## Direction
Find each line with "Ladda" and copy it.

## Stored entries

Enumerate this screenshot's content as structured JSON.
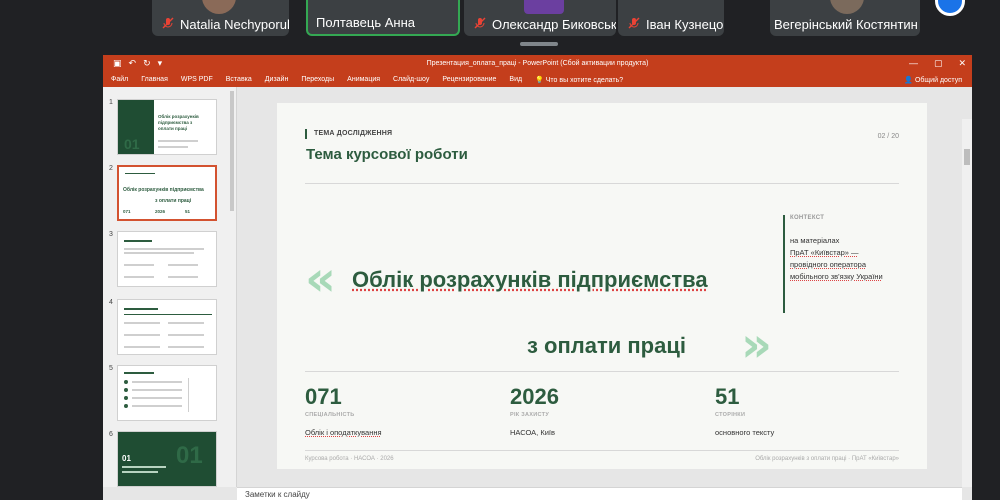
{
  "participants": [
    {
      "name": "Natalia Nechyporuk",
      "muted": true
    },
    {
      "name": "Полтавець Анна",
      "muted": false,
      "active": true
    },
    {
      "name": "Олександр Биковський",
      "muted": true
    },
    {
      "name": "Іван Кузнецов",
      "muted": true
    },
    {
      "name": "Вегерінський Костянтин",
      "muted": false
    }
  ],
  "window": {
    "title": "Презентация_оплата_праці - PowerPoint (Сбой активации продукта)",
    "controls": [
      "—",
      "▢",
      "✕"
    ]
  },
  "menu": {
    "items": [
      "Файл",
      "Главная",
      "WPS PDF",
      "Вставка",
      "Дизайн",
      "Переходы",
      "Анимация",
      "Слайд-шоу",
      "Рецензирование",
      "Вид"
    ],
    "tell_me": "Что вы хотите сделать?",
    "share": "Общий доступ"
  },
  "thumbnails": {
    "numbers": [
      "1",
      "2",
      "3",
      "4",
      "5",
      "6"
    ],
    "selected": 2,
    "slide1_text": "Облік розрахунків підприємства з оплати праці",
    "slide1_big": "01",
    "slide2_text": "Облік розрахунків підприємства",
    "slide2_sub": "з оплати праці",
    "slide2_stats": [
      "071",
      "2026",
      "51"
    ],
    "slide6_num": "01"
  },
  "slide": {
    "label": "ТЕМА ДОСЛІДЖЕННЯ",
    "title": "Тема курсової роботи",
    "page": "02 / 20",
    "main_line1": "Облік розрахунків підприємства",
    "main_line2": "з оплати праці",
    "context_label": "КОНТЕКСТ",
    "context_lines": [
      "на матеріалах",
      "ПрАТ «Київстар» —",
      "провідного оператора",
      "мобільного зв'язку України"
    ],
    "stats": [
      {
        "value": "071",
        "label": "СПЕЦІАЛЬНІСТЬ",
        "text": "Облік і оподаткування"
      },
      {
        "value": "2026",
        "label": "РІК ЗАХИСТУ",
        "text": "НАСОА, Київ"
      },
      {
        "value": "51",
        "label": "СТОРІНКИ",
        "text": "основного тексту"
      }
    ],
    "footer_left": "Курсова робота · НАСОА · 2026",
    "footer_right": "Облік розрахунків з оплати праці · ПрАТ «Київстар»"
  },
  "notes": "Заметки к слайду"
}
...
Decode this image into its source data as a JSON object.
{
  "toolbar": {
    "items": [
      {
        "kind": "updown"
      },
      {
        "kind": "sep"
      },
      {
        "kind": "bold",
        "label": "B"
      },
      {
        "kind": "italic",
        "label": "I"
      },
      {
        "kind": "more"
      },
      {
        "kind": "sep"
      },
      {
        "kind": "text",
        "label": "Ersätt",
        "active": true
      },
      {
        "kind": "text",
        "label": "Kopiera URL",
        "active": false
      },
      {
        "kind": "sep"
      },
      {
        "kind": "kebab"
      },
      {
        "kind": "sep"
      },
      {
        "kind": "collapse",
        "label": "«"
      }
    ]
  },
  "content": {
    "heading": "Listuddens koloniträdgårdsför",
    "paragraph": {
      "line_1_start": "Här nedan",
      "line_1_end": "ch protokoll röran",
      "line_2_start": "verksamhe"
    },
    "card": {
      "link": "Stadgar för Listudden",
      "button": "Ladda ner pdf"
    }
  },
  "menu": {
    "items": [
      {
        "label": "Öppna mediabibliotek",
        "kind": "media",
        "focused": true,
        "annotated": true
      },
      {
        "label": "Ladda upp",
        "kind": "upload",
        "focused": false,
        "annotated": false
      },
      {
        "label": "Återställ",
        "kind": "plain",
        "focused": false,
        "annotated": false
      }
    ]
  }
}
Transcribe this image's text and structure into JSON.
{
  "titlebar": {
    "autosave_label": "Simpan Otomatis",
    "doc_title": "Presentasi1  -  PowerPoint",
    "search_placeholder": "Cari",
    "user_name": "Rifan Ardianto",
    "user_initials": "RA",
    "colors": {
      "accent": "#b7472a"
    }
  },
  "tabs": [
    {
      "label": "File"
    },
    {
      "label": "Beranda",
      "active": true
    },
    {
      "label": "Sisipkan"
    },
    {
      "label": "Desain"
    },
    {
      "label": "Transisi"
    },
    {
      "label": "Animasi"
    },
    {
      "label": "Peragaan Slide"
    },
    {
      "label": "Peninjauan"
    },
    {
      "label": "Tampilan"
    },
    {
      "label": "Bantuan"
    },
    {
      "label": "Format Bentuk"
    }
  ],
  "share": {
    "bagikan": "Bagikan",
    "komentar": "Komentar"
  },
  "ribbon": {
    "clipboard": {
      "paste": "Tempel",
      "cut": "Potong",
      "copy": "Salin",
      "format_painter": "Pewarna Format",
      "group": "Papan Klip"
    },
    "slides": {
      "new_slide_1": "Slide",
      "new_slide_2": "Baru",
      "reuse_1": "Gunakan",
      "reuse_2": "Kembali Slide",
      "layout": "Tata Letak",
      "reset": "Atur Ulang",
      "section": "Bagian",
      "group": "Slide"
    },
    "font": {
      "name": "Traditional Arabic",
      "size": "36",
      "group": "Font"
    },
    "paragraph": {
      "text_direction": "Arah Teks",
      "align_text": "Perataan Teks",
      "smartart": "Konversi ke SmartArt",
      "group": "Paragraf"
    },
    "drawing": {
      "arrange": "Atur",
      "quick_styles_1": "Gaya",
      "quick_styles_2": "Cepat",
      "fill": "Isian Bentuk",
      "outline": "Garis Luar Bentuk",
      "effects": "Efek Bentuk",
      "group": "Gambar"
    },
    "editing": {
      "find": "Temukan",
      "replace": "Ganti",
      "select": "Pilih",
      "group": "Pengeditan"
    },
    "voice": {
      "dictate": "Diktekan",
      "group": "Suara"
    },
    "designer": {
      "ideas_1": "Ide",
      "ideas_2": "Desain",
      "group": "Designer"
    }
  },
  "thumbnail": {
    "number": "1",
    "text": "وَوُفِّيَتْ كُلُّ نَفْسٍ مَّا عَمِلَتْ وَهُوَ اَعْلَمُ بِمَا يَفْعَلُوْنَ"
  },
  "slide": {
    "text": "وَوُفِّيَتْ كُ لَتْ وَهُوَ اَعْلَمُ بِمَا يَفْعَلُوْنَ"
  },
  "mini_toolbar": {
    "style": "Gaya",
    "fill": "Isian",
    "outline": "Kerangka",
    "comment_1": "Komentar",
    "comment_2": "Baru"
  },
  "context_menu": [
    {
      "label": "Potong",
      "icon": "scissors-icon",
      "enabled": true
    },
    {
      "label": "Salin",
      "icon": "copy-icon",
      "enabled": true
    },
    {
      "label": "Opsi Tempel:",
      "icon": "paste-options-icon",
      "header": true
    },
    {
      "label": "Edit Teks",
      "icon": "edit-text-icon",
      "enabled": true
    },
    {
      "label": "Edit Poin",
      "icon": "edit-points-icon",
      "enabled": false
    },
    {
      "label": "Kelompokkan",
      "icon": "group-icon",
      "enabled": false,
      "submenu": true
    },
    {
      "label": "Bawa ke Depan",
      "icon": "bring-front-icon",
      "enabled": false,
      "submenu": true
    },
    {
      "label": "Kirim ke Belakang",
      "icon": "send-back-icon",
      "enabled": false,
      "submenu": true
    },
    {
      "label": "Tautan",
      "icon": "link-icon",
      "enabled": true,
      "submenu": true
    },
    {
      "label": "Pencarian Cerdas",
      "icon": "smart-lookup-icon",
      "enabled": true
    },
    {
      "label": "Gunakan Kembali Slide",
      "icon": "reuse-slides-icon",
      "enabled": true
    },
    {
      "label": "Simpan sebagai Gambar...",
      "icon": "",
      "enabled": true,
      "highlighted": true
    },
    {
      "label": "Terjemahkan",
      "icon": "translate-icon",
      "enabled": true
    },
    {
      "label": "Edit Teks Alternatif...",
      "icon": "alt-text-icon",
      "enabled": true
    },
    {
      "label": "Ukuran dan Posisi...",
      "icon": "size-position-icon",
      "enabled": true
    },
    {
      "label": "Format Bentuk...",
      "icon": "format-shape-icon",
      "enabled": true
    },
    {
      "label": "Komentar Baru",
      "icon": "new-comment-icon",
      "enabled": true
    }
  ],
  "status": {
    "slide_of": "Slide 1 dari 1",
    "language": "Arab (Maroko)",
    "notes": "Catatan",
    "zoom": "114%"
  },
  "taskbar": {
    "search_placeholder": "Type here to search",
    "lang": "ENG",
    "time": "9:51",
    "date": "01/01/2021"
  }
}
==
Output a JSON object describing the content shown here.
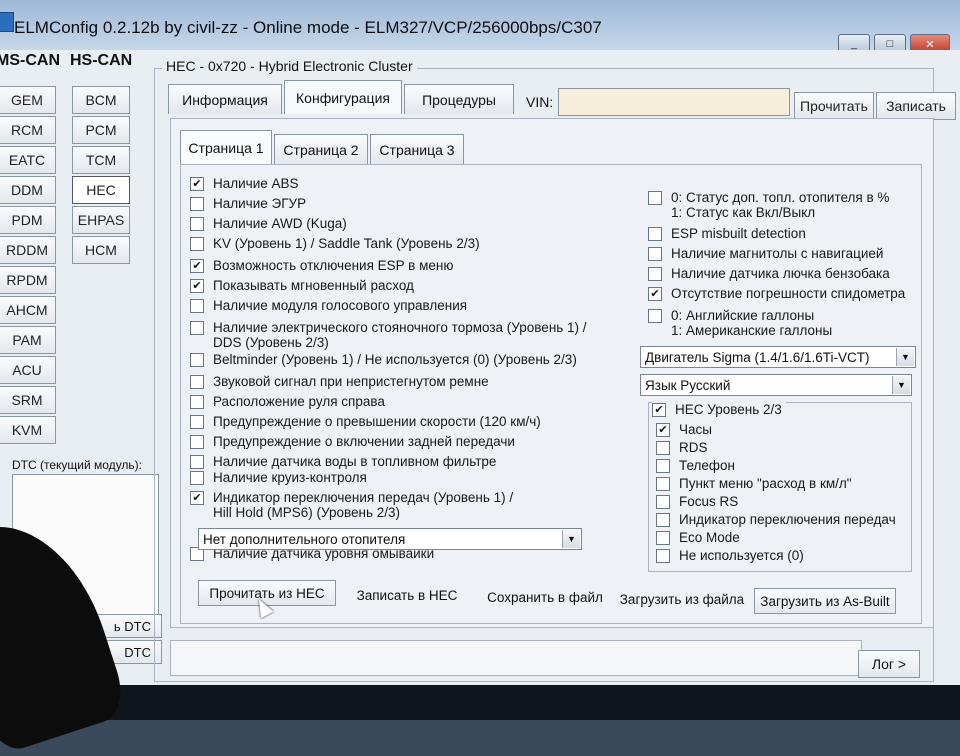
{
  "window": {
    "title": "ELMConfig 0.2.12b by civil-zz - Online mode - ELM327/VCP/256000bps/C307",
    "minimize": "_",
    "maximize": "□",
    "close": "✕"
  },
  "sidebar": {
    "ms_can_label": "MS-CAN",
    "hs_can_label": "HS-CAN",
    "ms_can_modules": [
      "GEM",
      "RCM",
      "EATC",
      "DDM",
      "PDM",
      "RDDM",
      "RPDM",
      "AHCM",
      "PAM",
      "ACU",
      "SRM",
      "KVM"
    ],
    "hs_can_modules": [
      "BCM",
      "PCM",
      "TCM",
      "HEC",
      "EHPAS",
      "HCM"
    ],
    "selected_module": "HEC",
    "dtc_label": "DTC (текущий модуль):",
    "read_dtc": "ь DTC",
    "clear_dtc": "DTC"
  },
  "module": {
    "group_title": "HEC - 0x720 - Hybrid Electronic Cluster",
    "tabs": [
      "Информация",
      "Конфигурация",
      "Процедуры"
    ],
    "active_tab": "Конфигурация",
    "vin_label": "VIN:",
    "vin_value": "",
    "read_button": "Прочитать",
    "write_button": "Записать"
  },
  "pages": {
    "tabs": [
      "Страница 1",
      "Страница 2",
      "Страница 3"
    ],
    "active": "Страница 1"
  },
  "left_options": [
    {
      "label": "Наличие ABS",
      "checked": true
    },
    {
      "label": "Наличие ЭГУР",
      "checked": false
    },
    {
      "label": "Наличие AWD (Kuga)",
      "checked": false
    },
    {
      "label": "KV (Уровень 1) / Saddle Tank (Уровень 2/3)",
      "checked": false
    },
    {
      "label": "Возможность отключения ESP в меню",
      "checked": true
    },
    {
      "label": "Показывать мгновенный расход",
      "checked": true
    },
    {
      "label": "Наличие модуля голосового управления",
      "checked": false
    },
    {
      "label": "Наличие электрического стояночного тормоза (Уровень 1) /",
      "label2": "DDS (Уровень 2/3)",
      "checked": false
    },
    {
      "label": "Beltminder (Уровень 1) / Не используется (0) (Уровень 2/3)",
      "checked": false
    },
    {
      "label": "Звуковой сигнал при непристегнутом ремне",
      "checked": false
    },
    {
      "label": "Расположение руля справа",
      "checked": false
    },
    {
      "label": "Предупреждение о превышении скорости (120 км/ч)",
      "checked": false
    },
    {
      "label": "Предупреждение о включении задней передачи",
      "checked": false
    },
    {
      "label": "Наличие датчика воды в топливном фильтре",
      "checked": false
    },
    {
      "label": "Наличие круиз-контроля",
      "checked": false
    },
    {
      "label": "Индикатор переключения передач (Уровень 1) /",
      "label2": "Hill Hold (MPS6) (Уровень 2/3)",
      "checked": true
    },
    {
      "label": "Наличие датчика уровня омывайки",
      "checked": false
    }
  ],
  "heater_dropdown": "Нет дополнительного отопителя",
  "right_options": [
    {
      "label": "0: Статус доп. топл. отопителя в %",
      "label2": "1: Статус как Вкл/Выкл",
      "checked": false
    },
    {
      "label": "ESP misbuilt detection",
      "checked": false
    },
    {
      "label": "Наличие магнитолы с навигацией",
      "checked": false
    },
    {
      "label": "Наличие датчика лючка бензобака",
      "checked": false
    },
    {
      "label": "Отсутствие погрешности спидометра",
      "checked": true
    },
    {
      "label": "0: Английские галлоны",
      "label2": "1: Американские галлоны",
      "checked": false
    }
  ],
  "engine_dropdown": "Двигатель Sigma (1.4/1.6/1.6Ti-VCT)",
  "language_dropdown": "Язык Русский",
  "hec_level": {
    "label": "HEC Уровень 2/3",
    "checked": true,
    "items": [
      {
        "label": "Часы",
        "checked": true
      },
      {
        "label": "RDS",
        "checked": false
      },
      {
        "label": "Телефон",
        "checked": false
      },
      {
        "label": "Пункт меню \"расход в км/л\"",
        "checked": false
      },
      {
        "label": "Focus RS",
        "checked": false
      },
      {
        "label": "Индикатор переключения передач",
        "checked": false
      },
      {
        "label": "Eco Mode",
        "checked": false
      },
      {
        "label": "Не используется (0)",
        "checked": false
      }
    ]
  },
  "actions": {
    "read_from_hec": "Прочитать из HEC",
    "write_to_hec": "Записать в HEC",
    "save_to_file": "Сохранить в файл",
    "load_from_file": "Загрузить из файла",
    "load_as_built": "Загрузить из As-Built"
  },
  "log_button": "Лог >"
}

## Correct output
      "button": "Ladda ner pdf"
        "label": "Ladda upp",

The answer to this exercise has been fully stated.